Figure collection entries
--------

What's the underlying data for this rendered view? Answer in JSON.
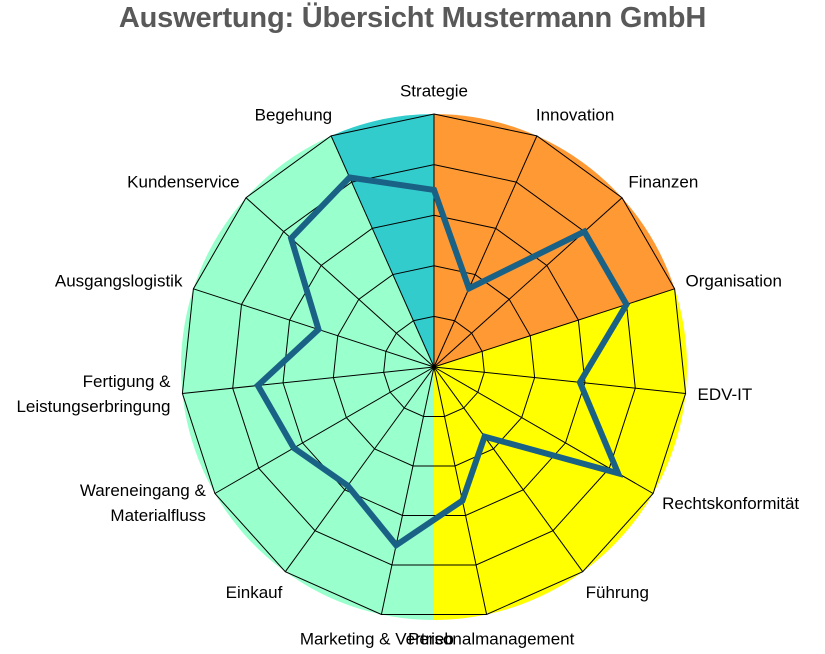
{
  "chart_data": {
    "type": "radar",
    "title": "Auswertung: Übersicht Mustermann GmbH",
    "categories": [
      "Strategie",
      "Innovation",
      "Finanzen",
      "Organisation",
      "EDV-IT",
      "Rechtskonformität",
      "Führung",
      "Personalmanagement",
      "Marketing & Vertrieb",
      "Einkauf",
      "Wareneingang & Materialfluss",
      "Fertigung & Leistungserbringung",
      "Ausgangslogistik",
      "Kundenservice",
      "Begehung"
    ],
    "rlim": [
      0,
      5
    ],
    "ring_count": 5,
    "series": [
      {
        "values": [
          3.5,
          1.7,
          4.0,
          4.0,
          2.9,
          4.2,
          1.7,
          2.7,
          3.6,
          2.9,
          3.2,
          3.5,
          2.4,
          3.8,
          4.1
        ]
      }
    ],
    "series_color": "#1a6186",
    "sector_bands": [
      {
        "from": 0,
        "to": 3,
        "color": "#ff9933"
      },
      {
        "from": 3,
        "to": 7.5,
        "color": "#ffff00"
      },
      {
        "from": 7.5,
        "to": 14,
        "color": "#99ffcc"
      },
      {
        "from": 14,
        "to": 15,
        "color": "#33cccc"
      }
    ]
  }
}
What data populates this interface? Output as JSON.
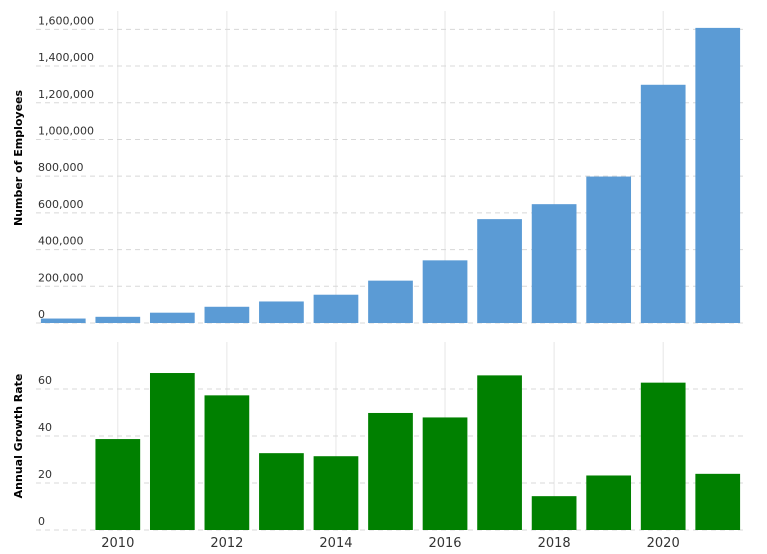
{
  "chart_data": [
    {
      "type": "bar",
      "y_label": "Number of Employees",
      "color": "#5b9bd5",
      "x": [
        2009,
        2010,
        2011,
        2012,
        2013,
        2014,
        2015,
        2016,
        2017,
        2018,
        2019,
        2020,
        2021
      ],
      "values": [
        24300,
        33700,
        56200,
        88400,
        117300,
        154100,
        230800,
        341400,
        566000,
        647500,
        798000,
        1298000,
        1608000
      ],
      "xlim": [
        2008.5,
        2021.5
      ],
      "ylim": [
        0,
        1700000
      ],
      "yticks": [
        0,
        {
          "value": 200000,
          "label": "200,000"
        },
        {
          "value": 400000,
          "label": "400,000"
        },
        {
          "value": 600000,
          "label": "600,000"
        },
        {
          "value": 800000,
          "label": "800,000"
        },
        {
          "value": 1000000,
          "label": "1,000,000"
        },
        {
          "value": 1200000,
          "label": "1,200,000"
        },
        {
          "value": 1400000,
          "label": "1,400,000"
        },
        {
          "value": 1600000,
          "label": "1,600,000"
        }
      ],
      "grid": true
    },
    {
      "type": "bar",
      "y_label": "Annual Growth Rate",
      "color": "#008000",
      "x": [
        2009,
        2010,
        2011,
        2012,
        2013,
        2014,
        2015,
        2016,
        2017,
        2018,
        2019,
        2020,
        2021
      ],
      "values": [
        null,
        38.7,
        66.8,
        57.3,
        32.7,
        31.4,
        49.8,
        47.9,
        65.8,
        14.4,
        23.2,
        62.7,
        23.9
      ],
      "xlim": [
        2008.5,
        2021.5
      ],
      "ylim": [
        0,
        80
      ],
      "xticks": [
        2010,
        2012,
        2014,
        2016,
        2018,
        2020
      ],
      "yticks": [
        0,
        20,
        40,
        60
      ],
      "grid": true
    }
  ]
}
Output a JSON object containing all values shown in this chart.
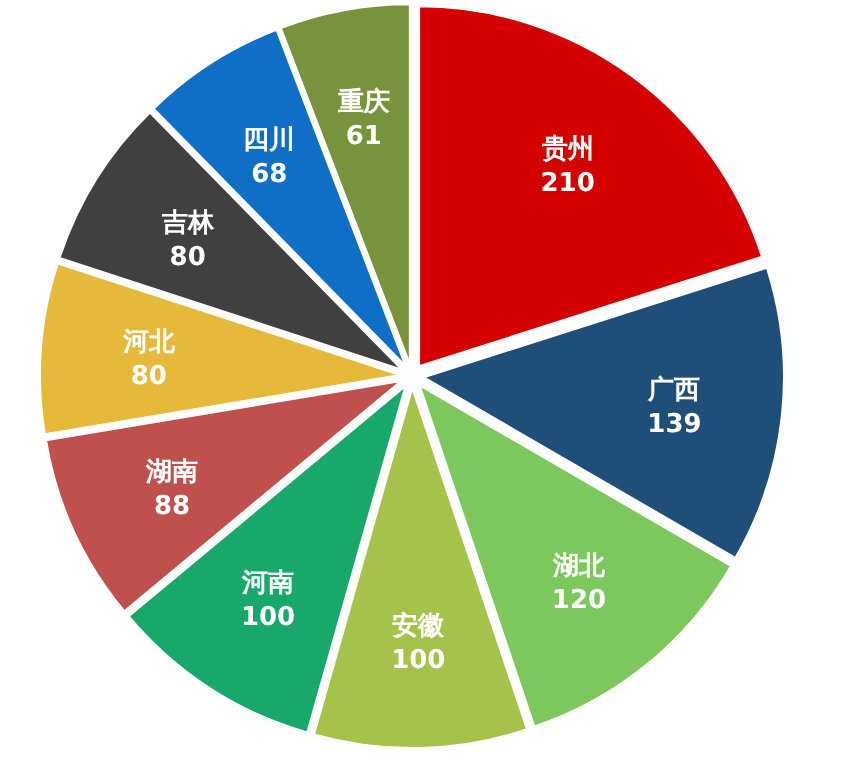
{
  "chart_data": {
    "type": "pie",
    "categories": [
      "贵州",
      "广西",
      "湖北",
      "安徽",
      "河南",
      "湖南",
      "河北",
      "吉林",
      "四川",
      "重庆"
    ],
    "values": [
      210,
      139,
      120,
      100,
      100,
      88,
      80,
      80,
      68,
      61
    ],
    "colors": [
      "#d40000",
      "#1f4e79",
      "#7dc85c",
      "#a5c24a",
      "#17a86a",
      "#c0504d",
      "#e7b93a",
      "#404040",
      "#0f6fc6",
      "#77933c"
    ],
    "data_labels": true
  }
}
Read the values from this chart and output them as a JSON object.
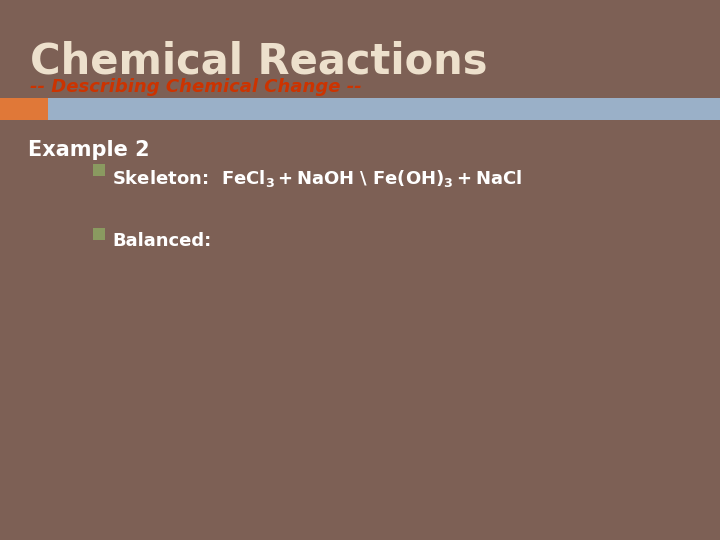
{
  "bg_color": "#7d6055",
  "title_text": "Chemical Reactions",
  "title_color": "#ede0cc",
  "subtitle_text": "-- Describing Chemical Change --",
  "subtitle_color": "#cc3300",
  "bar_orange_color": "#e07838",
  "bar_blue_color": "#9ab0c8",
  "example_color": "#ffffff",
  "bullet_color": "#8a9a60",
  "balanced_label": "Balanced:",
  "content_color": "#ffffff",
  "font_family": "DejaVu Sans"
}
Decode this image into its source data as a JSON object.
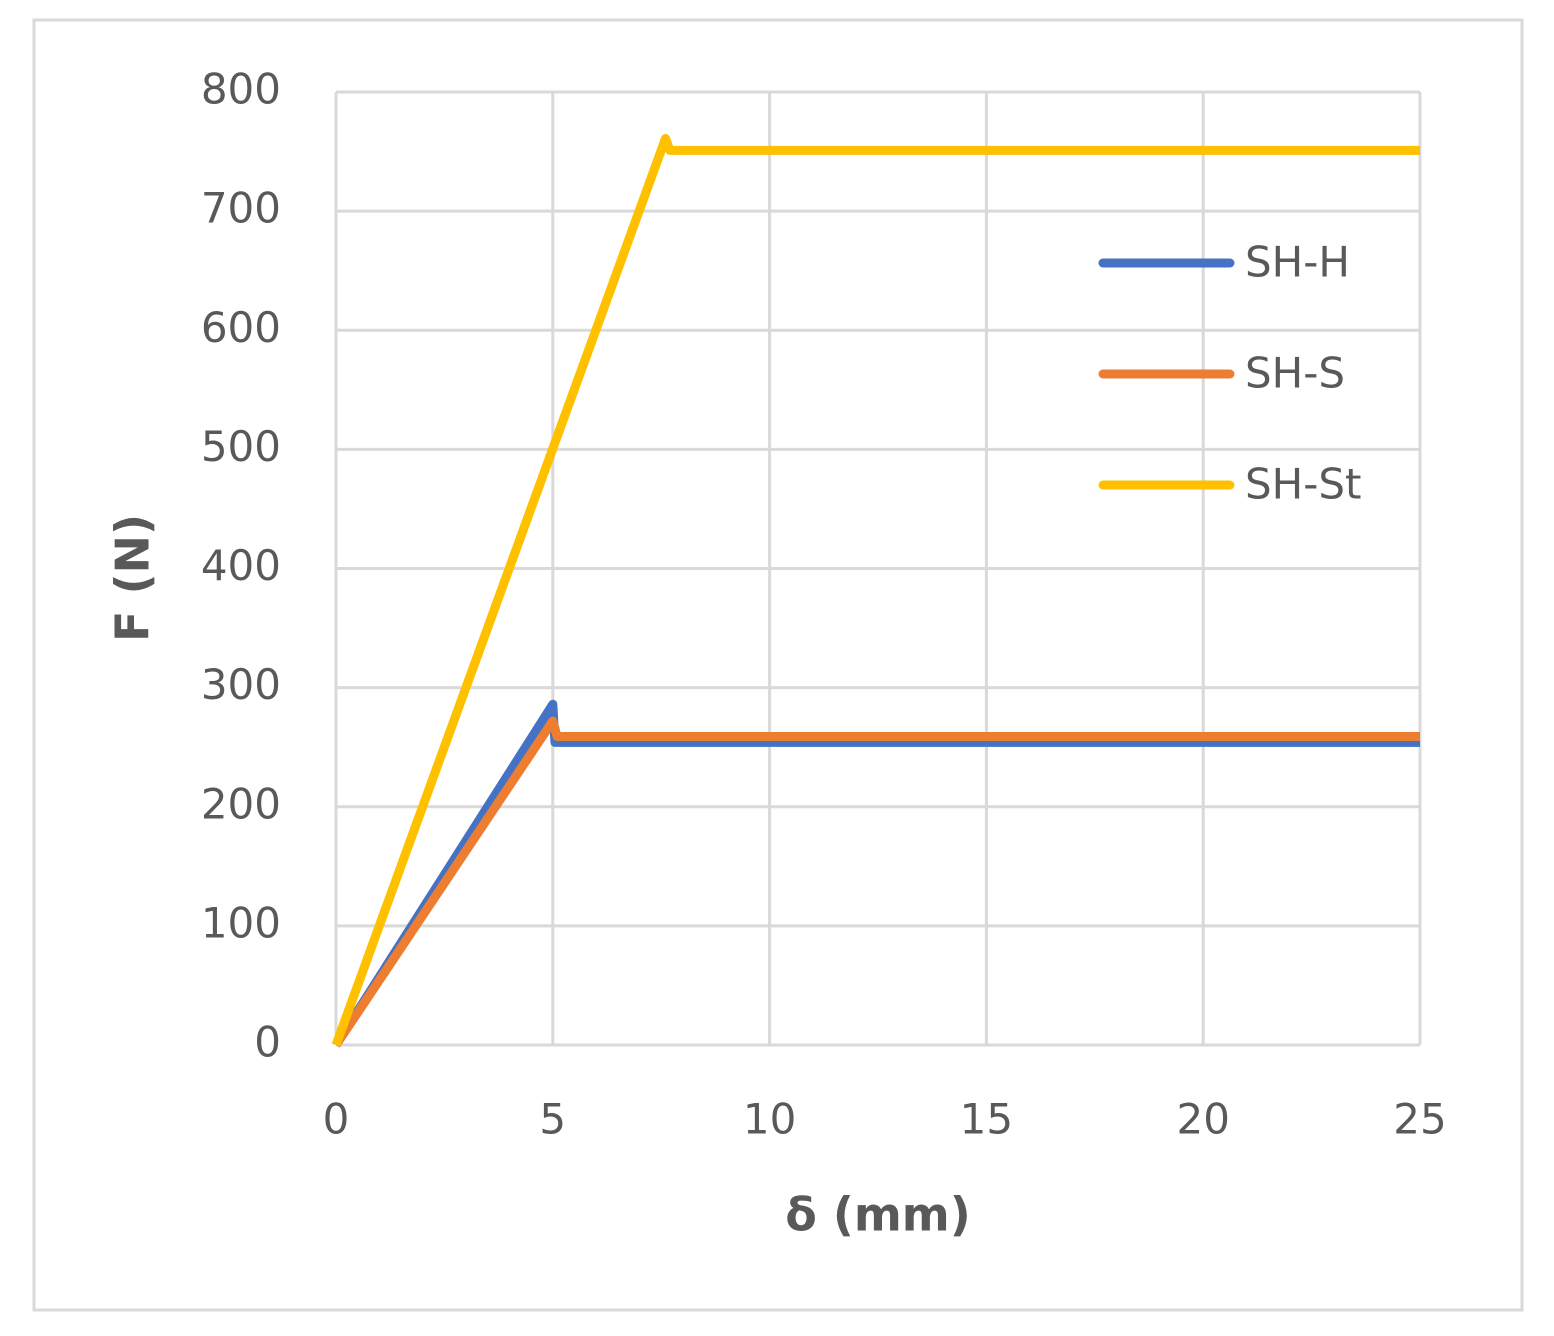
{
  "chart_data": {
    "type": "line",
    "x_label": "δ (mm)",
    "y_label": "F (N)",
    "xlim": [
      0,
      25
    ],
    "xticks": [
      0,
      5,
      10,
      15,
      20,
      25
    ],
    "ylim": [
      0,
      800
    ],
    "yticks": [
      0,
      100,
      200,
      300,
      400,
      500,
      600,
      700,
      800
    ],
    "grid": true,
    "legend": "upper right",
    "series": [
      {
        "name": "SH-H",
        "color": "#4472c4",
        "x": [
          0,
          5,
          5.05,
          25
        ],
        "values": [
          0,
          286,
          254,
          254
        ]
      },
      {
        "name": "SH-S",
        "color": "#ed7d31",
        "x": [
          0,
          5,
          5.1,
          25
        ],
        "values": [
          0,
          272,
          259,
          259
        ]
      },
      {
        "name": "SH-St",
        "color": "#ffc000",
        "x": [
          0,
          7.6,
          7.7,
          25
        ],
        "values": [
          0,
          761,
          751,
          751
        ]
      }
    ]
  }
}
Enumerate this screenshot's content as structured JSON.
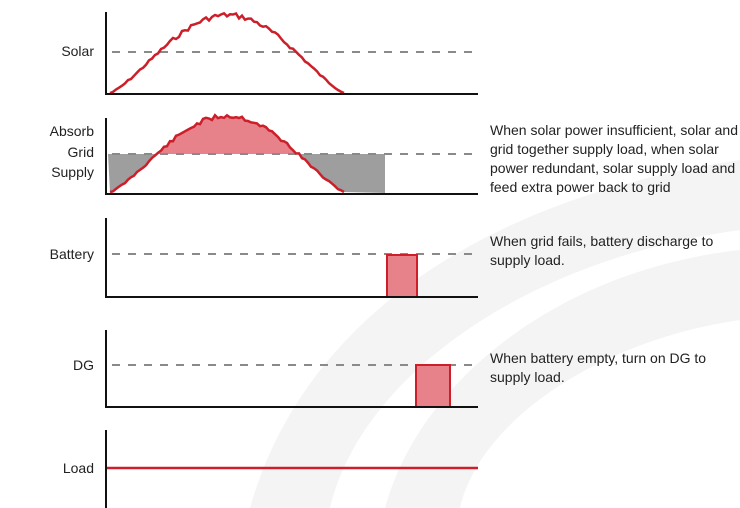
{
  "rows": {
    "solar": {
      "label": "Solar"
    },
    "grid": {
      "label_line1": "Absorb",
      "label_line2": "Grid",
      "label_line3": "Supply"
    },
    "battery": {
      "label": "Battery"
    },
    "dg": {
      "label": "DG"
    },
    "load": {
      "label": "Load"
    }
  },
  "descriptions": {
    "grid": "When solar power insufficient, solar and grid together supply load, when solar power redundant, solar supply load and feed extra power back to grid",
    "battery": "When grid fails, battery discharge to supply load.",
    "dg": "When battery empty, turn on DG to supply load."
  },
  "colors": {
    "curve": "#cc1f2a",
    "curve_fill": "#e8828a",
    "grid_fill": "#9e9e9e",
    "axis": "#111111",
    "dashed": "#8a8a8a",
    "watermark": "#f3f3f3"
  }
}
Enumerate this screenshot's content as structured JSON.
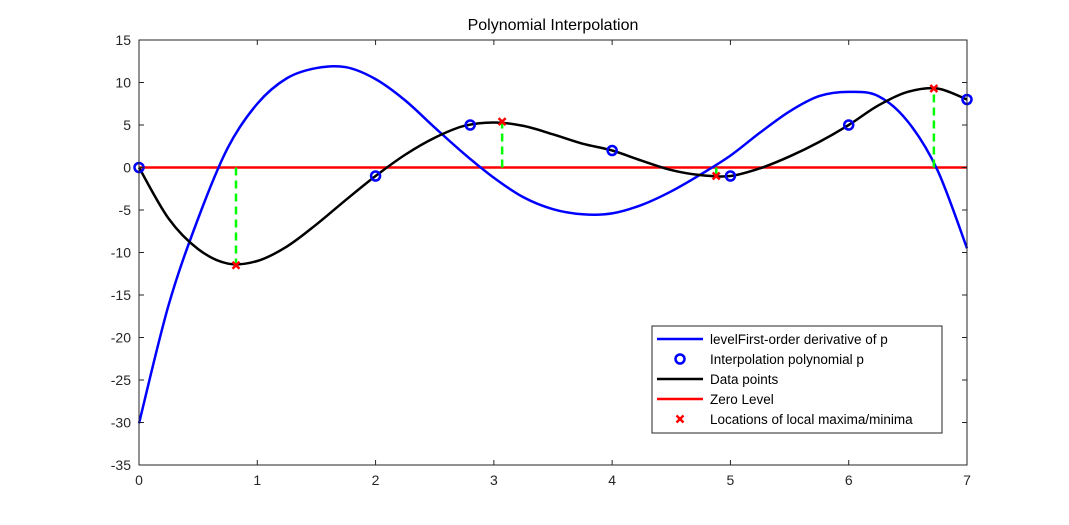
{
  "chart_data": {
    "type": "line",
    "title": "Polynomial Interpolation",
    "xlabel": "",
    "ylabel": "",
    "xlim": [
      0,
      7
    ],
    "ylim": [
      -35,
      15
    ],
    "xticks": [
      0,
      1,
      2,
      3,
      4,
      5,
      6,
      7
    ],
    "yticks": [
      15,
      10,
      5,
      0,
      -5,
      -10,
      -15,
      -20,
      -25,
      -30,
      -35
    ],
    "grid": false,
    "legend_position": "bottom-right",
    "series": [
      {
        "name": "levelFirst-order derivative of p",
        "style": "line",
        "color": "#0000ff",
        "x": [
          0,
          0.25,
          0.5,
          0.75,
          1.0,
          1.25,
          1.5,
          1.75,
          2.0,
          2.25,
          2.5,
          2.75,
          3.0,
          3.25,
          3.5,
          3.75,
          4.0,
          4.25,
          4.5,
          4.75,
          5.0,
          5.25,
          5.5,
          5.75,
          6.0,
          6.25,
          6.5,
          6.75,
          7.0
        ],
        "y": [
          -30.1,
          -16.2,
          -6.0,
          2.3,
          7.5,
          10.5,
          11.7,
          11.8,
          10.4,
          7.9,
          4.7,
          1.6,
          -1.2,
          -3.5,
          -4.9,
          -5.5,
          -5.4,
          -4.4,
          -2.8,
          -0.8,
          1.4,
          4.1,
          6.6,
          8.4,
          8.9,
          8.4,
          5.4,
          -0.3,
          -9.5
        ]
      },
      {
        "name": "Interpolation polynomial p",
        "style": "markers",
        "marker": "circle",
        "color": "#0000ff",
        "x": [
          0,
          2,
          2.8,
          4,
          5,
          6,
          7
        ],
        "y": [
          0,
          -1,
          5,
          2,
          -1,
          5,
          8
        ]
      },
      {
        "name": "Data points",
        "style": "line",
        "color": "#000000",
        "x": [
          0,
          0.25,
          0.5,
          0.75,
          1.0,
          1.25,
          1.5,
          1.75,
          2.0,
          2.25,
          2.5,
          2.75,
          3.0,
          3.25,
          3.5,
          3.75,
          4.0,
          4.25,
          4.5,
          4.75,
          5.0,
          5.25,
          5.5,
          5.75,
          6.0,
          6.25,
          6.5,
          6.75,
          7.0
        ],
        "y": [
          0,
          -6.0,
          -9.6,
          -11.3,
          -11.0,
          -9.3,
          -6.7,
          -3.8,
          -1.0,
          1.5,
          3.5,
          4.9,
          5.3,
          4.9,
          3.9,
          2.8,
          2.0,
          0.8,
          -0.3,
          -0.9,
          -1.0,
          -0.1,
          1.3,
          3.0,
          5.0,
          7.3,
          8.9,
          9.3,
          8.0
        ]
      },
      {
        "name": "Zero Level",
        "style": "line",
        "color": "#ff0000",
        "x": [
          0,
          7
        ],
        "y": [
          0,
          0
        ]
      },
      {
        "name": "Locations of local maxima/minima",
        "style": "markers",
        "marker": "x",
        "color": "#ff0000",
        "x": [
          0.82,
          3.07,
          4.88,
          6.72
        ],
        "y": [
          -11.5,
          5.4,
          -1.0,
          9.3
        ]
      }
    ],
    "connectors": {
      "style": "dashed",
      "color": "#00ff00",
      "x": [
        0.82,
        3.07,
        4.88,
        6.72
      ],
      "y_from": [
        0,
        0,
        0,
        0
      ],
      "y_to": [
        -11.5,
        5.4,
        -1.0,
        9.3
      ]
    }
  }
}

--------

*WRITTEN EXERCISE*. From the data above, copy each line that has the string "Interpolation".

*SOLUTION FOR THIS TASK*.
    "title": "Polynomial Interpolation",
        "name": "Interpolation polynomial p",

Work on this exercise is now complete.